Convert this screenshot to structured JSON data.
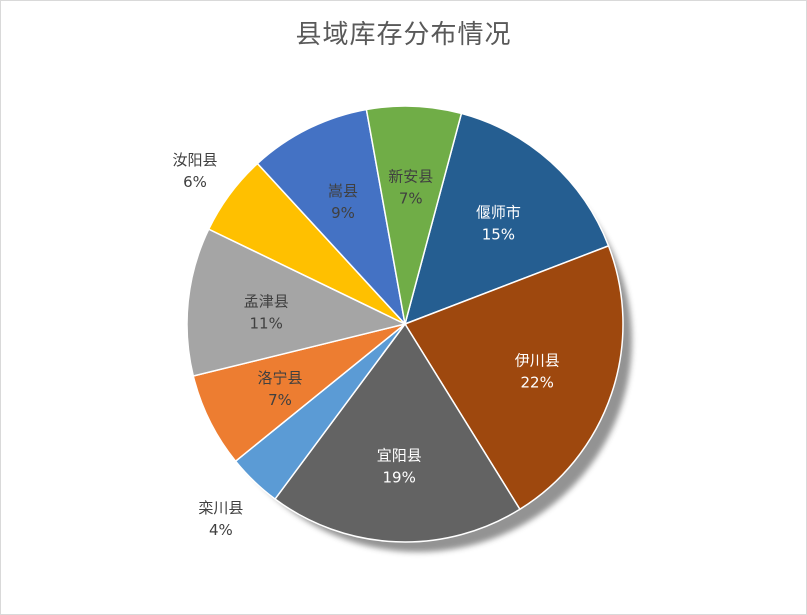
{
  "chart_data": {
    "type": "pie",
    "title": "县域库存分布情况",
    "categories": [
      "偃师市",
      "伊川县",
      "宜阳县",
      "栾川县",
      "洛宁县",
      "孟津县",
      "汝阳县",
      "嵩县",
      "新安县"
    ],
    "values": [
      15,
      22,
      19,
      4,
      7,
      11,
      6,
      9,
      7
    ],
    "value_labels": [
      "15%",
      "22%",
      "19%",
      "4%",
      "7%",
      "11%",
      "6%",
      "9%",
      "7%"
    ],
    "colors": [
      "#255e91",
      "#9e480e",
      "#636363",
      "#5b9bd5",
      "#ed7d31",
      "#a5a5a5",
      "#ffc000",
      "#4472c4",
      "#70ad47"
    ],
    "legend": "none",
    "start_angle_deg": 15
  }
}
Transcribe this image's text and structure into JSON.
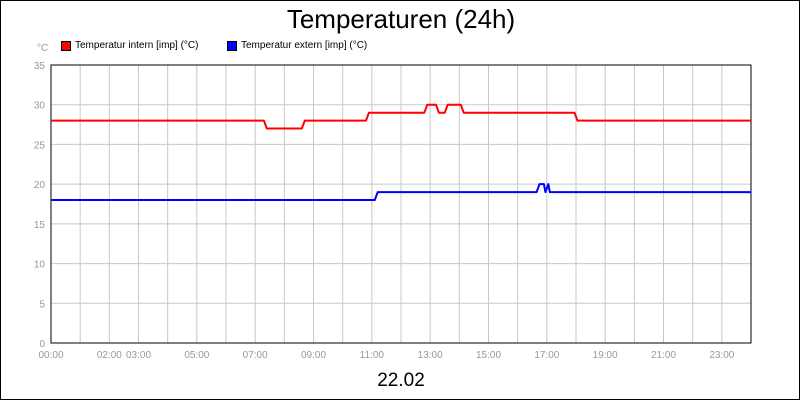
{
  "chart_data": {
    "type": "line",
    "title": "Temperaturen (24h)",
    "y_unit": "°C",
    "date_label": "22.02",
    "ylim": [
      0,
      35
    ],
    "yticks": [
      "0",
      "5",
      "10",
      "15",
      "20",
      "25",
      "30",
      "35"
    ],
    "xlim": [
      0,
      24
    ],
    "xticks": [
      {
        "t": 0,
        "label": "00:00"
      },
      {
        "t": 2,
        "label": "02:00"
      },
      {
        "t": 3,
        "label": "03:00"
      },
      {
        "t": 5,
        "label": "05:00"
      },
      {
        "t": 7,
        "label": "07:00"
      },
      {
        "t": 9,
        "label": "09:00"
      },
      {
        "t": 11,
        "label": "11:00"
      },
      {
        "t": 13,
        "label": "13:00"
      },
      {
        "t": 15,
        "label": "15:00"
      },
      {
        "t": 17,
        "label": "17:00"
      },
      {
        "t": 19,
        "label": "19:00"
      },
      {
        "t": 21,
        "label": "21:00"
      },
      {
        "t": 23,
        "label": "23:00"
      }
    ],
    "grid": true,
    "legend_position": "top-left",
    "series": [
      {
        "name": "Temperatur intern [imp] (°C)",
        "color": "#ff0000",
        "x": [
          0,
          7.3,
          7.4,
          8.6,
          8.7,
          10.8,
          10.9,
          12.8,
          12.9,
          13.2,
          13.3,
          13.5,
          13.6,
          14.05,
          14.15,
          17.95,
          18.05,
          24
        ],
        "y": [
          28,
          28,
          27,
          27,
          28,
          28,
          29,
          29,
          30,
          30,
          29,
          29,
          30,
          30,
          29,
          29,
          28,
          28
        ]
      },
      {
        "name": "Temperatur extern [imp] (°C)",
        "color": "#0000ff",
        "x": [
          0,
          11.1,
          11.2,
          16.65,
          16.75,
          16.9,
          16.95,
          17.05,
          17.1,
          24
        ],
        "y": [
          18,
          18,
          19,
          19,
          20,
          20,
          19,
          20,
          19,
          19
        ]
      }
    ]
  }
}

Given request: Track down every line with the word "title" and copy it.

Output for this exercise:
    "title": "县域库存分布情况",
    "title": "Temperaturen (24h)",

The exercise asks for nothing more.